• **Exercise aim**
Looking at the listing beneath, work out how many lines hold "community" and report only that figure.

• **Records from a dataset**
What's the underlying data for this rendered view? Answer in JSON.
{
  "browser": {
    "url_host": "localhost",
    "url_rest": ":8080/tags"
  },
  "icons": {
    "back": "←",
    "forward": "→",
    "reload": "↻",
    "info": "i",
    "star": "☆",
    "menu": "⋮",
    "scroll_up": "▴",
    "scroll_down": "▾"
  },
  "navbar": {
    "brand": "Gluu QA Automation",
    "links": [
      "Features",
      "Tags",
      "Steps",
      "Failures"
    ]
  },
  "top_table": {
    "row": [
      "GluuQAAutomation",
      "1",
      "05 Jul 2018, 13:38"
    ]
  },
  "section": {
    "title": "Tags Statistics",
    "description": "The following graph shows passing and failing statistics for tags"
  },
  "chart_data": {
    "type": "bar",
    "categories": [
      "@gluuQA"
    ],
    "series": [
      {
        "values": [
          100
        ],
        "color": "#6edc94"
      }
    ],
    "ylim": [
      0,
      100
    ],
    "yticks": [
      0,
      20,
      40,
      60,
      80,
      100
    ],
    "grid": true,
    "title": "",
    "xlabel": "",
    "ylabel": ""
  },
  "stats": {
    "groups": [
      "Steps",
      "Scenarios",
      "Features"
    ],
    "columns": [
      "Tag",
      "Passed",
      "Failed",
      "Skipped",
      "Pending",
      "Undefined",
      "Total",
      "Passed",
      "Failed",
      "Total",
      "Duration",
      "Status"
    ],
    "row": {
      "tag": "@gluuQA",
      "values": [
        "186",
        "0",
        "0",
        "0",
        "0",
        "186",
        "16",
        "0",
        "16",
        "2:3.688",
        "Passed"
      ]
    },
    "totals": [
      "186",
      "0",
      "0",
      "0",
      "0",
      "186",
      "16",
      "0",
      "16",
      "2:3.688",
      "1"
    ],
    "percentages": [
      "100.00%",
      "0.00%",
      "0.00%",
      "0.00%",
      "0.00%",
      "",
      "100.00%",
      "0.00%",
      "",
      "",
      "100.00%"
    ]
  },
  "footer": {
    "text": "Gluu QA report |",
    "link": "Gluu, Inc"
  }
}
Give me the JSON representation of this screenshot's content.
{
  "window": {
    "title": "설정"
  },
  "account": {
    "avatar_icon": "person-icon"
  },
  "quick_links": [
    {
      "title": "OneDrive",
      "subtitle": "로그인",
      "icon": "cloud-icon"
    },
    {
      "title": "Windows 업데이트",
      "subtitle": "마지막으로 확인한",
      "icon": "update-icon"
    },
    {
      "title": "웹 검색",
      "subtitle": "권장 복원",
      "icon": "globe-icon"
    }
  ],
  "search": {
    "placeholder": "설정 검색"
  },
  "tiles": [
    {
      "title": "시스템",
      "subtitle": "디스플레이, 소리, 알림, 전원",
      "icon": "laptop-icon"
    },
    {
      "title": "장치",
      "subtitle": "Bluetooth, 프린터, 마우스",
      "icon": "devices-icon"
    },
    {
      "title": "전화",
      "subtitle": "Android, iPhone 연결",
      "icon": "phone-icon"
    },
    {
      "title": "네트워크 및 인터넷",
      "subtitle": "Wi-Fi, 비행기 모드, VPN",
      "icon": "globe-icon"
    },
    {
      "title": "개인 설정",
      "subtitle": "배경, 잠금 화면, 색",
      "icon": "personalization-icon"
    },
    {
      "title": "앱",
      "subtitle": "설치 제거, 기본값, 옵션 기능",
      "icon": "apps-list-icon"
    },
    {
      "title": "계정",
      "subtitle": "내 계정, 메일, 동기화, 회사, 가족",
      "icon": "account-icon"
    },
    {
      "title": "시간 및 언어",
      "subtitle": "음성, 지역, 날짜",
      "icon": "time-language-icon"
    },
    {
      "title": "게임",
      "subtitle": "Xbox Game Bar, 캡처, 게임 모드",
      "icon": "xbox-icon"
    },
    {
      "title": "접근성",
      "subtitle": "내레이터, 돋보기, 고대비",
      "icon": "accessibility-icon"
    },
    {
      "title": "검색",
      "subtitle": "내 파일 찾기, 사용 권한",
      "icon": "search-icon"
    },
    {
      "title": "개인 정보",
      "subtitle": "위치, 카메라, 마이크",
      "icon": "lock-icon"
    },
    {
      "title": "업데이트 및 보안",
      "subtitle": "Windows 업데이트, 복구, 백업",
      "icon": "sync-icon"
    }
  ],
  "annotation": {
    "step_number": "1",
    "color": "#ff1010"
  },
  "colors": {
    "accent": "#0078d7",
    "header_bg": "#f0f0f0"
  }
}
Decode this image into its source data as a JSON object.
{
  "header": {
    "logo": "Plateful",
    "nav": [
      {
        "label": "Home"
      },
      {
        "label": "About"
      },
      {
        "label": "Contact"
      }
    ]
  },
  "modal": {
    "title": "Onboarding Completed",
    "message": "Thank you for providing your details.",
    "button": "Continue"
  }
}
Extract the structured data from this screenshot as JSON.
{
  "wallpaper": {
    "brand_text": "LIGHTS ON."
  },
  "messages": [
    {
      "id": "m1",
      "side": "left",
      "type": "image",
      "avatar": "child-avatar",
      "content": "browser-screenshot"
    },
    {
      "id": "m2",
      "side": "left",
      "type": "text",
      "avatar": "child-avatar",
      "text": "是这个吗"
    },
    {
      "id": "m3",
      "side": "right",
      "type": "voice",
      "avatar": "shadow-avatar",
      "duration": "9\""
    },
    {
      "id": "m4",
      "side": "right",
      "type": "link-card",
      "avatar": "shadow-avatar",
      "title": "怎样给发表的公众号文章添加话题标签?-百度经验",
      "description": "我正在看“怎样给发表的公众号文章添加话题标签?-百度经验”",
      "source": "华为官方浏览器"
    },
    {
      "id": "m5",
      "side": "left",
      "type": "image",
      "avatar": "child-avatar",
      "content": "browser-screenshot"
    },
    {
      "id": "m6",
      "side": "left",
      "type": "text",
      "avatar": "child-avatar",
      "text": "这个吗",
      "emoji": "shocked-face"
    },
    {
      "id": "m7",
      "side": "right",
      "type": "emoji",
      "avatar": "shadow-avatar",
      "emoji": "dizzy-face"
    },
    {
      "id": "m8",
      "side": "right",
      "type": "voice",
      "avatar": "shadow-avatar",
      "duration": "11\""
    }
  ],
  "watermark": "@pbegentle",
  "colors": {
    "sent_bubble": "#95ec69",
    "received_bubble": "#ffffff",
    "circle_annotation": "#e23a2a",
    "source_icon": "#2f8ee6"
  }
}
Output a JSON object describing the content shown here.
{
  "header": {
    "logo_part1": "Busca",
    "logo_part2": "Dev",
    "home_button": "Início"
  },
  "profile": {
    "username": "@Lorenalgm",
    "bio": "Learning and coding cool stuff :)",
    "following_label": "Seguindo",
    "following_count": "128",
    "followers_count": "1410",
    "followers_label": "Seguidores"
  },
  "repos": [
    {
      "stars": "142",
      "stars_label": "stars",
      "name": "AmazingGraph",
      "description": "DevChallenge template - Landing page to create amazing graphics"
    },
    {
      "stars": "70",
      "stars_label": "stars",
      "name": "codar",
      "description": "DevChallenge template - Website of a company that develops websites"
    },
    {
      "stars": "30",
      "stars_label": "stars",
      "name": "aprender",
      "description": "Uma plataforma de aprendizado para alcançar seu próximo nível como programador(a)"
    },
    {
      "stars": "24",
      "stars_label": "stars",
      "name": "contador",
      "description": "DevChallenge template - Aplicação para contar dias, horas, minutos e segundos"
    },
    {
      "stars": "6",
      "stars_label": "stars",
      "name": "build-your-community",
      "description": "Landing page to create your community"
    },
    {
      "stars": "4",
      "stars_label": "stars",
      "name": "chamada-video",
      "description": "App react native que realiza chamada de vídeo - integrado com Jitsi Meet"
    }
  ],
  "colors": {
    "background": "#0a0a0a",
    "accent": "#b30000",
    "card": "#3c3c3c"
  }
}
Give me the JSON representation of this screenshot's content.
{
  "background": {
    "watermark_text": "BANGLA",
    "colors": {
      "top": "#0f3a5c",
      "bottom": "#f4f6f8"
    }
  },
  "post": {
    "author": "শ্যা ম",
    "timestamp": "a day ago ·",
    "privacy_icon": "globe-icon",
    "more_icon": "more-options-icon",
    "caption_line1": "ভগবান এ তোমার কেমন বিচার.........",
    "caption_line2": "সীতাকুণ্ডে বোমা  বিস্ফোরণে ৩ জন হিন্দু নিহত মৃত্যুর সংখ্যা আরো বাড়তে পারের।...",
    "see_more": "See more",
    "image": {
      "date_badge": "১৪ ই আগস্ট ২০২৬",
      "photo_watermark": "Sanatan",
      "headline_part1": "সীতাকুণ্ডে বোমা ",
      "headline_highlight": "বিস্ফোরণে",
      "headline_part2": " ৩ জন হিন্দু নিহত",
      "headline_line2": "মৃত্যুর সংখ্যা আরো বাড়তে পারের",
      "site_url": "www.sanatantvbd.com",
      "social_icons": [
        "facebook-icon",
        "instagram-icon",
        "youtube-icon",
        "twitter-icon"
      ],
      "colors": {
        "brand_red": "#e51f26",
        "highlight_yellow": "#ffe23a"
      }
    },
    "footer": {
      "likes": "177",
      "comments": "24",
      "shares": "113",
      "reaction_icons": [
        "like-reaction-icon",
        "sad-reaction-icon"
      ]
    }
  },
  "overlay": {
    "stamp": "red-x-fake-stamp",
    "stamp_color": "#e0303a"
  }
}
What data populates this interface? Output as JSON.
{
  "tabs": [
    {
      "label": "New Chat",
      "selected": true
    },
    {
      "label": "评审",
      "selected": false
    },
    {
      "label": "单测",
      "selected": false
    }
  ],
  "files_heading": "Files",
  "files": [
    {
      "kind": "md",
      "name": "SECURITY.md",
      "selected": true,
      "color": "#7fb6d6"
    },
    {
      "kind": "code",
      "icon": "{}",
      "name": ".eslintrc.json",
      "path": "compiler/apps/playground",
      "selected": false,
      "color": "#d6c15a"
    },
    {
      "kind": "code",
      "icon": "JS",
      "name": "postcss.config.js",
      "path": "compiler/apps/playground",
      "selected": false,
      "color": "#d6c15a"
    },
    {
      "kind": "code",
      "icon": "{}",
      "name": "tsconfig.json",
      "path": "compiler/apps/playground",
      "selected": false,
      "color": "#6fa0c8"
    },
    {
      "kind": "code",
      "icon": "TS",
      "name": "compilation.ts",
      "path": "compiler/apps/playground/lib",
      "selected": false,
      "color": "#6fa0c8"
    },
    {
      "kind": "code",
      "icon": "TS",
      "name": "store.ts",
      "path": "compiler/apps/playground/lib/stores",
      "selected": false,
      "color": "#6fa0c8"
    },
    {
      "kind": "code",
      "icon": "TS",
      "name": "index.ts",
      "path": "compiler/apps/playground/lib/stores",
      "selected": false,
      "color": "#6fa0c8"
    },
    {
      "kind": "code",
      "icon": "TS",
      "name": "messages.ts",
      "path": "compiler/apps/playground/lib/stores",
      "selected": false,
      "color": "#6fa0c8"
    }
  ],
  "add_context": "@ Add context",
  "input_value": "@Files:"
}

• **Task solution**
2